What you have to do
In the data below, find each line containing the string "Profilverwaltung" and return it.
####
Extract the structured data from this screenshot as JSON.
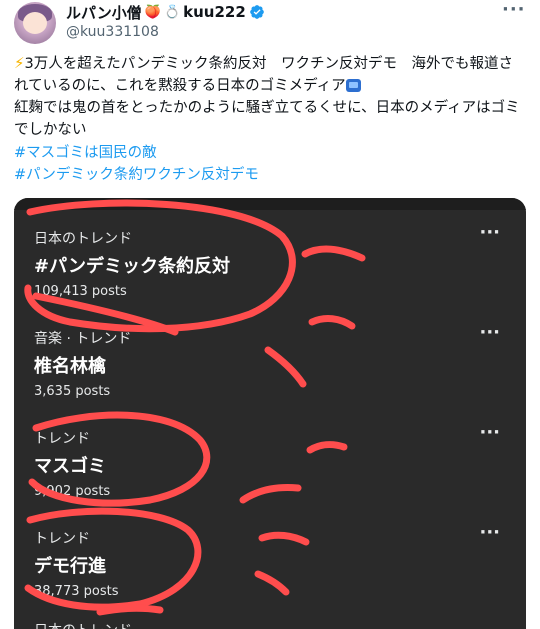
{
  "author": {
    "display_name": "ルパン小僧",
    "display_name_suffix": "kuu222",
    "handle": "@kuu331108",
    "peach_emoji": "🍑",
    "ring_emoji": "💍",
    "verified_color": "#1d9bf0"
  },
  "post": {
    "bolt_emoji": "⚡",
    "text_line1": "3万人を超えたパンデミック条約反対　ワクチン反対デモ　海外でも報道されているのに、これを黙殺する日本のゴミメディア",
    "text_line2": "紅麹では鬼の首をとったかのように騒ぎ立てるくせに、日本のメディアはゴミでしかない",
    "hashtags": [
      "#マスゴミは国民の敵",
      "#パンデミック条約ワクチン反対デモ"
    ]
  },
  "trends": [
    {
      "context": "日本のトレンド",
      "name": "#パンデミック条約反対",
      "count": "109,413 posts"
    },
    {
      "context": "音楽 · トレンド",
      "name": "椎名林檎",
      "count": "3,635 posts"
    },
    {
      "context": "トレンド",
      "name": "マスゴミ",
      "count": "9,902 posts"
    },
    {
      "context": "トレンド",
      "name": "デモ行進",
      "count": "38,773 posts"
    },
    {
      "context": "日本のトレンド",
      "name": "",
      "count": ""
    }
  ],
  "colors": {
    "hashtag": "#1d9bf0",
    "media_bg": "#2a2a2a",
    "annotation_red": "#ff4d4d"
  }
}
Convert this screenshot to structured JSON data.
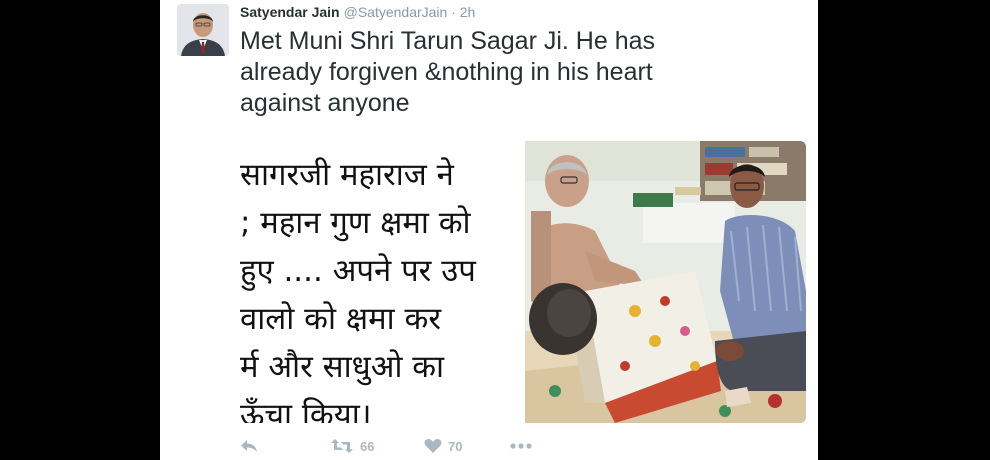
{
  "tweet": {
    "author_name": "Satyendar Jain",
    "author_handle": "@SatyendarJain",
    "time": " · 2h",
    "text_lines": [
      "Met Muni Shri Tarun Sagar Ji. He has",
      "already forgiven &nothing in his heart",
      "against anyone"
    ]
  },
  "media": {
    "hindi_lines": [
      "सागरजी  महाराज ने",
      "; महान गुण क्षमा को",
      "हुए .... अपने पर उप",
      "वालो को क्षमा कर",
      "र्म  और  साधुओ का",
      "ऊँचा किया।"
    ]
  },
  "actions": {
    "reply_icon": "reply-icon",
    "retweet_icon": "retweet-icon",
    "retweet_count": "66",
    "like_icon": "heart-icon",
    "like_count": "70",
    "more_icon": "more-icon"
  },
  "colors": {
    "text": "#292f33",
    "muted": "#8899a6",
    "action": "#aab8c2",
    "background": "#ffffff",
    "surround": "#000000"
  }
}
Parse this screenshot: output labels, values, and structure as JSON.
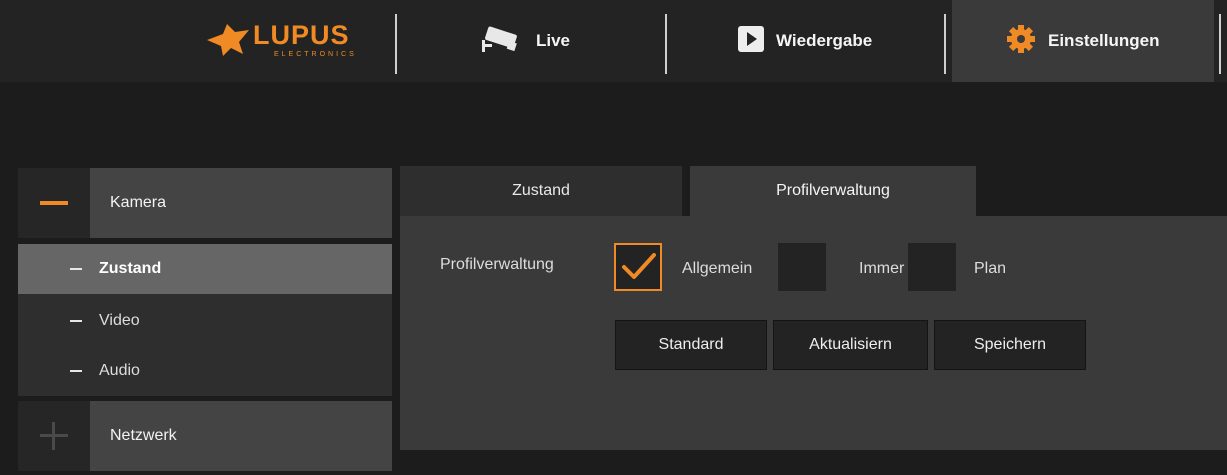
{
  "brand": {
    "name": "LUPUS",
    "sub": "ELECTRONICS",
    "color": "#f08a24"
  },
  "nav": [
    {
      "label": "Live",
      "icon": "camera-icon"
    },
    {
      "label": "Wiedergabe",
      "icon": "play-icon"
    },
    {
      "label": "Einstellungen",
      "icon": "gear-icon",
      "active": true
    }
  ],
  "sidebar": {
    "kamera": {
      "label": "Kamera",
      "expanded": true
    },
    "items": [
      {
        "label": "Zustand",
        "active": true
      },
      {
        "label": "Video"
      },
      {
        "label": "Audio"
      }
    ],
    "netzwerk": {
      "label": "Netzwerk",
      "expanded": false
    }
  },
  "tabs": [
    {
      "label": "Zustand"
    },
    {
      "label": "Profilverwaltung",
      "active": true
    }
  ],
  "panel": {
    "label": "Profilverwaltung",
    "options": [
      {
        "label": "Allgemein",
        "checked": true
      },
      {
        "label": "Immer",
        "checked": false
      },
      {
        "label": "Plan",
        "checked": false
      }
    ],
    "buttons": {
      "standard": "Standard",
      "refresh": "Aktualisiern",
      "save": "Speichern"
    }
  }
}
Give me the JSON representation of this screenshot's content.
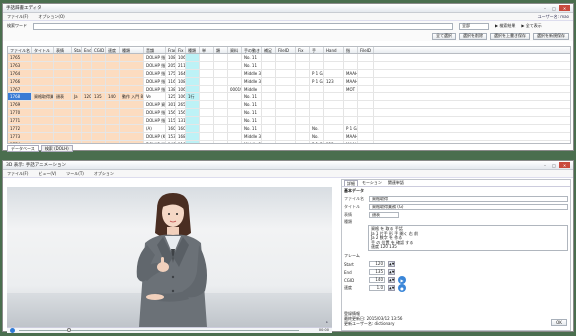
{
  "top": {
    "title": "手話辞書エディタ",
    "menu": [
      "ファイル(F)",
      "オプション(O)"
    ],
    "user": "ユーザー名: mao",
    "search_label": "検索ワード",
    "search_value": "",
    "filter_value": "全部",
    "mode_btn": "▶ 検索結果",
    "mode_btn2": "▶ 全て表示",
    "actions": [
      "全て選択",
      "選択を削除",
      "選択を上書き保存",
      "選択を新規保存"
    ],
    "columns": [
      "ファイル名",
      "タイトル",
      "表情",
      "Start",
      "End",
      "CGID",
      "速度",
      "種類",
      "音韻",
      "Frame",
      "Fix",
      "種類",
      "単",
      "類",
      "資料",
      "手の動き",
      "補足",
      "FileID",
      "Fix",
      "手",
      "Hand",
      "指",
      "FileID"
    ],
    "rows": [
      {
        "id": "1765",
        "c8": "DOLHP 指文字(A)",
        "c9": "108",
        "c10": "106",
        "c15": "No. 11",
        "c19": "",
        "c20": "",
        "c21": ""
      },
      {
        "id": "1763",
        "c8": "DOLHP 指文字 (B)",
        "c9": "205",
        "c10": "211",
        "c15": "No. 11",
        "c19": "",
        "c20": "",
        "c21": ""
      },
      {
        "id": "1764",
        "c8": "DOLHP 指文字 (C)",
        "c9": "175",
        "c10": "164",
        "c15": "Middle 3x2",
        "c19": "P 1 GANE",
        "c20": "",
        "c21": "MAAHN 05"
      },
      {
        "id": "1766",
        "c8": "DOLHP 指文字 (D)",
        "c9": "116",
        "c10": "108",
        "c15": "Middle 3x2",
        "c19": "P 1 GANE",
        "c20": "123",
        "c21": "MAAHN 05"
      },
      {
        "id": "1767",
        "c8": "DOLHP 指文字 (E)",
        "c9": "138",
        "c10": "106",
        "c14": "0001984",
        "c15": "Middle",
        "c19": "",
        "c20": "",
        "c21": "MOT"
      },
      {
        "id": "1768",
        "c1": "資格取得業務 (G)",
        "c2": "顔表",
        "c3": "Ja",
        "c4": "120",
        "c5": "135",
        "c6": "140",
        "c7": "動作 入門 8 4 (手の 形) 数字 X,X,X 4",
        "c8": "Ve",
        "c9": "125",
        "c10": "106",
        "c11": "1行",
        "c15": "No. 11",
        "selected": true
      },
      {
        "id": "1769",
        "c8": "DOLHP 資格取得",
        "c9": "301",
        "c10": "265",
        "c15": "No. 11"
      },
      {
        "id": "1770",
        "c8": "DOLHP 指文字 (H)",
        "c9": "156",
        "c10": "156",
        "c15": "No. 11"
      },
      {
        "id": "1771",
        "c8": "DOLHP 指文字 (I)",
        "c9": "115",
        "c10": "131",
        "c15": "No. 11"
      },
      {
        "id": "1772",
        "c8": "(A)",
        "c9": "160",
        "c10": "160",
        "c15": "No. 11",
        "c18": "",
        "c19": "No.",
        "c21": "P 1 GANE 1 部"
      },
      {
        "id": "1773",
        "c8": "DOLHP (K)",
        "c9": "153",
        "c10": "168",
        "c15": "Middle 3x2",
        "c19": "No.",
        "c21": "MAAHN 05"
      },
      {
        "id": "1774",
        "c8": "DOLHP 指文字 (L)",
        "c9": "149",
        "c10": "118",
        "c15": "Middle 3x2",
        "c19": "P 1 GANE",
        "c20": "123",
        "c21": "MAAHN 05"
      },
      {
        "id": "1775",
        "c8": "DOLHP 指文字 (M)",
        "c9": "149",
        "c10": "145",
        "c14": "0001984",
        "c15": "Middle",
        "c21": "MOT"
      }
    ],
    "tabs": [
      "データベース",
      "検索 (DOLH)"
    ]
  },
  "bottom": {
    "title": "3D 表示: 手話アニメーション",
    "menu": [
      "ファイル(F)",
      "ビュー(V)",
      "ツール(T)",
      "オプション"
    ],
    "status": "▸ ",
    "panel_tabs": [
      "詳細",
      "モーション",
      "関連単語"
    ],
    "section": "基本データ",
    "fields": [
      {
        "label": "ファイル名",
        "value": "資格取得"
      },
      {
        "label": "タイトル",
        "value": "資格取得業務 (G)"
      },
      {
        "label": "表情",
        "value": "顔表"
      }
    ],
    "memo_label": "種類",
    "memo": [
      "資格 を 取る 手話",
      "Ja 1 片手 形 手 開く 右 前",
      "Ja 2 数字 を 作る",
      "手 の 位置 を 確認 する",
      "速度 120 135"
    ],
    "frame_section": "フレーム",
    "numbers": [
      {
        "label": "Start",
        "value": "120"
      },
      {
        "label": "End",
        "value": "135"
      },
      {
        "label": "CGID",
        "value": "140"
      },
      {
        "label": "速度",
        "value": "1.0"
      }
    ],
    "footer": [
      "登録情報",
      "最終更新日: 2015/03/12 13:56",
      "更新ユーザー名: dictionary"
    ],
    "ok_btn": "OK",
    "player_time": "00:00"
  }
}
####
Output for this exercise
      "label": "Profilverwaltung",
    "label": "Profilverwaltung",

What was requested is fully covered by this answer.